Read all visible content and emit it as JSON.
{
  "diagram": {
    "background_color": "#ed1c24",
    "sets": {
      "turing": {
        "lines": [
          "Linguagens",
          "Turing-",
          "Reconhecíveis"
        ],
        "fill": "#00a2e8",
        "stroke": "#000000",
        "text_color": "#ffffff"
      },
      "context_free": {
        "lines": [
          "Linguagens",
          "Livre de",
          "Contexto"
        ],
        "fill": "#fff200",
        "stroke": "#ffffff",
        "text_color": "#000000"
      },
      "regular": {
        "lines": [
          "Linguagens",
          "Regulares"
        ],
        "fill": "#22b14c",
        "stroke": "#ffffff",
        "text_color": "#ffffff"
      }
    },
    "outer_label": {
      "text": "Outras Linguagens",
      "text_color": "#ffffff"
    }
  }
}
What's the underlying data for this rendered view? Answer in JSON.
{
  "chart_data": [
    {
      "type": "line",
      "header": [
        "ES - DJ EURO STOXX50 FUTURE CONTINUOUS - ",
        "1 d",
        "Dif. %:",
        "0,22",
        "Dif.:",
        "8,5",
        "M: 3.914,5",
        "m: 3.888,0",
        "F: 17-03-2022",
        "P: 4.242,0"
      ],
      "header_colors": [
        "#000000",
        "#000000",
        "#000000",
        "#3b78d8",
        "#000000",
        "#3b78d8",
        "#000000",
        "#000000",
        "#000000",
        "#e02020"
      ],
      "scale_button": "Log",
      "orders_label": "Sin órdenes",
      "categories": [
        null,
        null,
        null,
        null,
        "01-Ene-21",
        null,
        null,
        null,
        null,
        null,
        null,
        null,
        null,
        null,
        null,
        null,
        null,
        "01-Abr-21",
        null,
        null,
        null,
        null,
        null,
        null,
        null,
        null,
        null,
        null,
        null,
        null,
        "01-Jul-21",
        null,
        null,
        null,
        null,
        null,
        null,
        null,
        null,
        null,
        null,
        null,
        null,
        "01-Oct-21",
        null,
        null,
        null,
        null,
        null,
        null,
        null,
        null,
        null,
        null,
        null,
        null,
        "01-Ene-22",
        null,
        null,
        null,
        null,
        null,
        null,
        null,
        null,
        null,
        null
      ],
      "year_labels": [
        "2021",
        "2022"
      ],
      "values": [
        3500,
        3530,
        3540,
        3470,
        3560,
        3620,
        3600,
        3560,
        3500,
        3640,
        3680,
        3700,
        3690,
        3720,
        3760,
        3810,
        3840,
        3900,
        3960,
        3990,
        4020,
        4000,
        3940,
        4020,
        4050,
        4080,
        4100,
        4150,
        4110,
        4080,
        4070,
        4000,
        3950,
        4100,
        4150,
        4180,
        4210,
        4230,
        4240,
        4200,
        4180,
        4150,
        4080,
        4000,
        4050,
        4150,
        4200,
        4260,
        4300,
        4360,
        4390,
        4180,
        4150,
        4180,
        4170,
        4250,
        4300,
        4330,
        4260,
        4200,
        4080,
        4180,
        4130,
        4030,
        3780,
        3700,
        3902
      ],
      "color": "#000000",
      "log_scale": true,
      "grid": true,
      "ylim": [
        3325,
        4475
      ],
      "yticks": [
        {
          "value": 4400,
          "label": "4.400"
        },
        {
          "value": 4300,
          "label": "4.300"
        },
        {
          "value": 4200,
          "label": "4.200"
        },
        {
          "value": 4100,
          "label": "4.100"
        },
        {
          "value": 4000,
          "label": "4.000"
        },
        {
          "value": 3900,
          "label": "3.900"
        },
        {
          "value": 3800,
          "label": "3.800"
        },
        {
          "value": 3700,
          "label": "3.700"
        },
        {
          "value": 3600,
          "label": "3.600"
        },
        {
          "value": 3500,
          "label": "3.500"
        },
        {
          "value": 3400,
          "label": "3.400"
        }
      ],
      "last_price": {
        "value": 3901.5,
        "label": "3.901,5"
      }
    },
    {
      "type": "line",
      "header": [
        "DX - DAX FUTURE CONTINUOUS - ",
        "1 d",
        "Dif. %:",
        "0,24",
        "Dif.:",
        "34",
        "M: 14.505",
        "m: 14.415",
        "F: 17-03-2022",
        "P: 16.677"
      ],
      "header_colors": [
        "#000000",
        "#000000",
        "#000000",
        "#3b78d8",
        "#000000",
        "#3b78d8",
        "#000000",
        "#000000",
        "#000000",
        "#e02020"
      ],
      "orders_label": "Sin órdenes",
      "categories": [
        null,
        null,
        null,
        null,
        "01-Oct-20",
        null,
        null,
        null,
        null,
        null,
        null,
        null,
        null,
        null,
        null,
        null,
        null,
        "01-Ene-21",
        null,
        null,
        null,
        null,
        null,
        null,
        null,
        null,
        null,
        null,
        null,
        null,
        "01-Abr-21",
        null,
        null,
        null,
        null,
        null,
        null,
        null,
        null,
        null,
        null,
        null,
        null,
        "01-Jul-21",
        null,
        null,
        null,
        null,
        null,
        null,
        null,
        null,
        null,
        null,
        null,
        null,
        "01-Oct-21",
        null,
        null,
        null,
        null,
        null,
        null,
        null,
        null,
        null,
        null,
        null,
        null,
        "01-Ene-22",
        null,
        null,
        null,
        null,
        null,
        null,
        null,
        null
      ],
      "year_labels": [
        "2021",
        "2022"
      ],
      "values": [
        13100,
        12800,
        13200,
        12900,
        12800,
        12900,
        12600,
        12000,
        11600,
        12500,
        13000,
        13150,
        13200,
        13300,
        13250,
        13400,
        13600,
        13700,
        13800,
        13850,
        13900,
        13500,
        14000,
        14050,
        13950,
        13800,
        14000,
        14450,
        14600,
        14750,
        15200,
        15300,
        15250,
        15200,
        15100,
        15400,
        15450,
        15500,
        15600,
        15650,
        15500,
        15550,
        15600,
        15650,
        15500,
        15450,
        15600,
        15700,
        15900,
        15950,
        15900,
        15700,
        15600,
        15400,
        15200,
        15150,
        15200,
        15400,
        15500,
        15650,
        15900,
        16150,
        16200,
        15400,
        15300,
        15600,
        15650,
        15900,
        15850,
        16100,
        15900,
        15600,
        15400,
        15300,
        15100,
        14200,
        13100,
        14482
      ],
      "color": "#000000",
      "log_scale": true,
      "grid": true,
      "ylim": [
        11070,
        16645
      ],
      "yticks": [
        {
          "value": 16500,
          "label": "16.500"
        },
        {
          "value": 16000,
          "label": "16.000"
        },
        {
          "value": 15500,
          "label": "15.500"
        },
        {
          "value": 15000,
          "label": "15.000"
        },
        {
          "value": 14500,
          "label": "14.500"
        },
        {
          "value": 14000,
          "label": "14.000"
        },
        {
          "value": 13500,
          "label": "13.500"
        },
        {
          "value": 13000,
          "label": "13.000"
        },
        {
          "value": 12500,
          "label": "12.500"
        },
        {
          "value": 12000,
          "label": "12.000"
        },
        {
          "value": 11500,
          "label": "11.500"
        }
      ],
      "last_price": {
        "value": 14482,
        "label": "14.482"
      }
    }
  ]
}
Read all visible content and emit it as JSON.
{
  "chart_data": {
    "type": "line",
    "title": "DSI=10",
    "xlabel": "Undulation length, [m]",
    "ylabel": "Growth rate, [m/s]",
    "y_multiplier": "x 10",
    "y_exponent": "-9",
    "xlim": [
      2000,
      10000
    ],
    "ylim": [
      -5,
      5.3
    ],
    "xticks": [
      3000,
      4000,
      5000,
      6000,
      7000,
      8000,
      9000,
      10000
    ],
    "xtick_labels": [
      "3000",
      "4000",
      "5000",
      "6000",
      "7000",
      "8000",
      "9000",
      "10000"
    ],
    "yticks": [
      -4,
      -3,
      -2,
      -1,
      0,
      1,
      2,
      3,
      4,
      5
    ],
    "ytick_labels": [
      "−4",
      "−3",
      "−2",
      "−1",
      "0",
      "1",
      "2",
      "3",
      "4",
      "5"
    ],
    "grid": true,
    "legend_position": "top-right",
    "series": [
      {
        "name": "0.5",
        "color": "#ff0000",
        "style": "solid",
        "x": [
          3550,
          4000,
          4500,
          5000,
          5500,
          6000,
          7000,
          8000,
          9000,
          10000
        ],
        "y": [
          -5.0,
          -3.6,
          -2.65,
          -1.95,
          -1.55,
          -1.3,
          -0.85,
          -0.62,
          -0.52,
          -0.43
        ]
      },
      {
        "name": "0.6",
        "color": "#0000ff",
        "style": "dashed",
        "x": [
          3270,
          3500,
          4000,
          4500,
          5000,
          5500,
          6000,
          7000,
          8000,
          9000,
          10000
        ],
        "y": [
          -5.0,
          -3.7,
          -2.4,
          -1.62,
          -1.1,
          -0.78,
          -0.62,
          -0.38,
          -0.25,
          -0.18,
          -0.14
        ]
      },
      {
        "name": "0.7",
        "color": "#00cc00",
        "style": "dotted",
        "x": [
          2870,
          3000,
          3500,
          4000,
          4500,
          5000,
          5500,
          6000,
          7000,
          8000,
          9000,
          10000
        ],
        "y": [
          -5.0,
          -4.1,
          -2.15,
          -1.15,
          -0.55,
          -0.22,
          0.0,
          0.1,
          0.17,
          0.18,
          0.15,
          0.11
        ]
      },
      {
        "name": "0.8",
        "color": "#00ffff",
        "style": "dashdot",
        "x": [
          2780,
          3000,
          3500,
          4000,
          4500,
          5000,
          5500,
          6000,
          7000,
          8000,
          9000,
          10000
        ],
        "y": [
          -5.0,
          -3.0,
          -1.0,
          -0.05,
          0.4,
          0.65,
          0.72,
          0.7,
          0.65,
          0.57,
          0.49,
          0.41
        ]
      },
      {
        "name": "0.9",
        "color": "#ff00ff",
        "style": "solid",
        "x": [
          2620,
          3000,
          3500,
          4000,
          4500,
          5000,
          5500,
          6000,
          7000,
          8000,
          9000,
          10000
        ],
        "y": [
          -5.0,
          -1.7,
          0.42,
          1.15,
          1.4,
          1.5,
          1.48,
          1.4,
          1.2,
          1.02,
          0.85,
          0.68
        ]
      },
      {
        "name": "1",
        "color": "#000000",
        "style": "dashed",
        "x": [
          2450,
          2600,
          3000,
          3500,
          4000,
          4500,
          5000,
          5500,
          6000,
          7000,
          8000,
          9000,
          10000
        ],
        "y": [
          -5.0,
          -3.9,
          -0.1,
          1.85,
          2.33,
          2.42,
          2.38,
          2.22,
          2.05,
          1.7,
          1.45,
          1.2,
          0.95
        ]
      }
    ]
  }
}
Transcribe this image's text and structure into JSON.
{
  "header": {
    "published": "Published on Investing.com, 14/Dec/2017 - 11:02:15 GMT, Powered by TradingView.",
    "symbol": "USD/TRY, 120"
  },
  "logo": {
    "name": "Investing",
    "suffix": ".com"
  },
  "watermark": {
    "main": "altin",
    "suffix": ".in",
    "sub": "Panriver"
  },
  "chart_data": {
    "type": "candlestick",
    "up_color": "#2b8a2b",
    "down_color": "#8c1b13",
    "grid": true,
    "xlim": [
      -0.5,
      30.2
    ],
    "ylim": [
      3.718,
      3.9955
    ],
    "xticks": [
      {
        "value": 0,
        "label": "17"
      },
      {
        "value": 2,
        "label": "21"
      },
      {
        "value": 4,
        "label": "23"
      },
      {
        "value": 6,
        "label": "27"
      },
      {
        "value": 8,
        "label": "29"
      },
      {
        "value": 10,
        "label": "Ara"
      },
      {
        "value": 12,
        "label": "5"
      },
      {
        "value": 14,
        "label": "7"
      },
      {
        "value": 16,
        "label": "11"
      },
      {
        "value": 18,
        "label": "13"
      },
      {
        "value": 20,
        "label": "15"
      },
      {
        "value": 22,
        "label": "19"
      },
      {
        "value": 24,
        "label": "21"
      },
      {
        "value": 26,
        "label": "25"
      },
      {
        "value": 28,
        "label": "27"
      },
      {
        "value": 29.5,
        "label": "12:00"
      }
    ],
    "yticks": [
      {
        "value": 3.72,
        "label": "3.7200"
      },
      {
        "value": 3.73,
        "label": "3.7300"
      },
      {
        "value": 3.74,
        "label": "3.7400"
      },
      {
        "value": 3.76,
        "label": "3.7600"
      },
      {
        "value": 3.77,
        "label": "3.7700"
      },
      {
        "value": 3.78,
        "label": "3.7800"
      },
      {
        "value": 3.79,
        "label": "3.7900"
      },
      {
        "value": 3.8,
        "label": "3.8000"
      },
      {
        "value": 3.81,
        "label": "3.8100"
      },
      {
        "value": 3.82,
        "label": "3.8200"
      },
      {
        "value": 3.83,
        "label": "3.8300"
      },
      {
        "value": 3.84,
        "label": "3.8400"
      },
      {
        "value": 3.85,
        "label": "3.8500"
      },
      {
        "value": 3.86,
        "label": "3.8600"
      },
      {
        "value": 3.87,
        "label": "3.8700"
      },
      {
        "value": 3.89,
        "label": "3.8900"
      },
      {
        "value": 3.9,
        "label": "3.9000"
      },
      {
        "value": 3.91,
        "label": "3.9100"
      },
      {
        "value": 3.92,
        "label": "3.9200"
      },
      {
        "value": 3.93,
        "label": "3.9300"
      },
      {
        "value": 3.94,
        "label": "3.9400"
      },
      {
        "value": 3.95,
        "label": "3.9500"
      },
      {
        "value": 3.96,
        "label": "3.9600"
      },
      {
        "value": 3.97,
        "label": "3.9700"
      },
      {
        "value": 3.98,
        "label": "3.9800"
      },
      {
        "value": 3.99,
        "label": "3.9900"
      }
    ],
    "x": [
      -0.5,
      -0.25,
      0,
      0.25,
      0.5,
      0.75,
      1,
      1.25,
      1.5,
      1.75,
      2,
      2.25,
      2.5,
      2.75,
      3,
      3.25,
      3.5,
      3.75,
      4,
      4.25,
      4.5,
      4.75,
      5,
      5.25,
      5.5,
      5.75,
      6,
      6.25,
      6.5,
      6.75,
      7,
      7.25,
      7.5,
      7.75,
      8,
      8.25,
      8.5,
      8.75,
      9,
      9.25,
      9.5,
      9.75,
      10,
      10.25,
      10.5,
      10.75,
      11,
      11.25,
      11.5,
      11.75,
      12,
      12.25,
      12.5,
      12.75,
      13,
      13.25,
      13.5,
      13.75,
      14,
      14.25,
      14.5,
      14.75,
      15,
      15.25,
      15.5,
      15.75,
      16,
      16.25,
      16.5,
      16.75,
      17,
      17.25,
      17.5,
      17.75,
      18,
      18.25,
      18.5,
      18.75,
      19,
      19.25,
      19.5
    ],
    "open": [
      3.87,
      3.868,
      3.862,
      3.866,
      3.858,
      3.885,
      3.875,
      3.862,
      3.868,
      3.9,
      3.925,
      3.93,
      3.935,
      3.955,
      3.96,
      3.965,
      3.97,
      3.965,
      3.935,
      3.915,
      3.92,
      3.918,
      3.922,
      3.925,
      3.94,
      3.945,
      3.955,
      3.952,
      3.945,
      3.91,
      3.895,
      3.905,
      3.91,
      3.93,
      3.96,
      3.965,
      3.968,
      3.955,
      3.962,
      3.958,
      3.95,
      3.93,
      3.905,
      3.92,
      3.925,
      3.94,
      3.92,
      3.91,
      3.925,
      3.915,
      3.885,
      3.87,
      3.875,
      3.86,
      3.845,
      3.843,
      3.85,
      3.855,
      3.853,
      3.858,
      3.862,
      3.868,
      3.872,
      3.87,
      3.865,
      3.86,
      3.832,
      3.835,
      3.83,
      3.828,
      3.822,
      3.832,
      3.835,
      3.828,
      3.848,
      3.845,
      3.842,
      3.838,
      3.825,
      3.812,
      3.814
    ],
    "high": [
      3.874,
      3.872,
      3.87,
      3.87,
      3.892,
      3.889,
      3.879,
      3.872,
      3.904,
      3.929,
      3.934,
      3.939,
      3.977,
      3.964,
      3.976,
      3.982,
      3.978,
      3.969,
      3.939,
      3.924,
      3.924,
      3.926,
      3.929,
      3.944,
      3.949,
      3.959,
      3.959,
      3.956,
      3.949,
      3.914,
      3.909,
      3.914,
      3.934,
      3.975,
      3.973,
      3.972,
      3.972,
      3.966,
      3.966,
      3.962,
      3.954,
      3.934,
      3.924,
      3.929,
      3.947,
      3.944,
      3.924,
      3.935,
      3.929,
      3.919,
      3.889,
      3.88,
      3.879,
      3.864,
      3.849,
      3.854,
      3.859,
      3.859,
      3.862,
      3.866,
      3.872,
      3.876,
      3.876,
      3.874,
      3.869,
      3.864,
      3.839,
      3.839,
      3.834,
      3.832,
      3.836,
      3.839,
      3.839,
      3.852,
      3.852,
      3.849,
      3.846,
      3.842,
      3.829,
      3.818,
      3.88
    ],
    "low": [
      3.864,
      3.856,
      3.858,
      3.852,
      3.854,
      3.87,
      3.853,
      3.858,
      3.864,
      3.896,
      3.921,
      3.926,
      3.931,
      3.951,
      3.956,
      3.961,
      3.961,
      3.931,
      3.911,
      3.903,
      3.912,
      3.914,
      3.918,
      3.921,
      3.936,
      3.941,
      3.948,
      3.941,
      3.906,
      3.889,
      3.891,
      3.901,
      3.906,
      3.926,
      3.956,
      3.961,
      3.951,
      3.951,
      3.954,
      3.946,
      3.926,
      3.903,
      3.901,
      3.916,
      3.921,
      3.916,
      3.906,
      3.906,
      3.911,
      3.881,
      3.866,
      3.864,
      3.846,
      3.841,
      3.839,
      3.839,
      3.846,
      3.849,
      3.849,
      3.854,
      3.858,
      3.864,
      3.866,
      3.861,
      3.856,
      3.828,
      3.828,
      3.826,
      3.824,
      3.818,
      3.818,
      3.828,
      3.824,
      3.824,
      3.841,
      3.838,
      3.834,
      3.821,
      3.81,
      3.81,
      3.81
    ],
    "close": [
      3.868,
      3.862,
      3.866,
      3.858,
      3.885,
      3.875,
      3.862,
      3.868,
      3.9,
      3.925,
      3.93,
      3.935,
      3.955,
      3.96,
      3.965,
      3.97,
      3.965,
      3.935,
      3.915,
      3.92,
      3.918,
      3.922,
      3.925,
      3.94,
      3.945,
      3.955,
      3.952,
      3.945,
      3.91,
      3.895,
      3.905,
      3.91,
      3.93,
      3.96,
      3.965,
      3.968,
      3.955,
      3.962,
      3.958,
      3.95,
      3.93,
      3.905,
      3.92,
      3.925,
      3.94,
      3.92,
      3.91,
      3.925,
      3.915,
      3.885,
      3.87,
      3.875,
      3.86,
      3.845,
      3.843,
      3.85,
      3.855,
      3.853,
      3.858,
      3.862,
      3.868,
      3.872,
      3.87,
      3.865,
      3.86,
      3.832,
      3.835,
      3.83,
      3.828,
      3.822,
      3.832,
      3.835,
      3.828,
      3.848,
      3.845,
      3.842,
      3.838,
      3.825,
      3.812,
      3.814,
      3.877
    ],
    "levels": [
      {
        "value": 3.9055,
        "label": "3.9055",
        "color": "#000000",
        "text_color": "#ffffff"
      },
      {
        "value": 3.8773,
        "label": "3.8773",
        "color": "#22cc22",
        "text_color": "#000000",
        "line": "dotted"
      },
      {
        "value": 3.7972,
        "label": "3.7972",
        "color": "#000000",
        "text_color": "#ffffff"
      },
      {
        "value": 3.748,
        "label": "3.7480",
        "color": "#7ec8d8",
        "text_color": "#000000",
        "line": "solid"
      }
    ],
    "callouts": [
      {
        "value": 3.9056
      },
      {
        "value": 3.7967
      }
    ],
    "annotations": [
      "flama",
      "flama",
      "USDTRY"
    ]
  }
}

━━━

Your objective -> Pull out all lines in the data above that include "name".

Task answer ->
        "name": "0.5",
        "name": "0.6",
        "name": "0.7",
        "name": "0.8",
        "name": "0.9",
        "name": "1",
    "name": "Investing",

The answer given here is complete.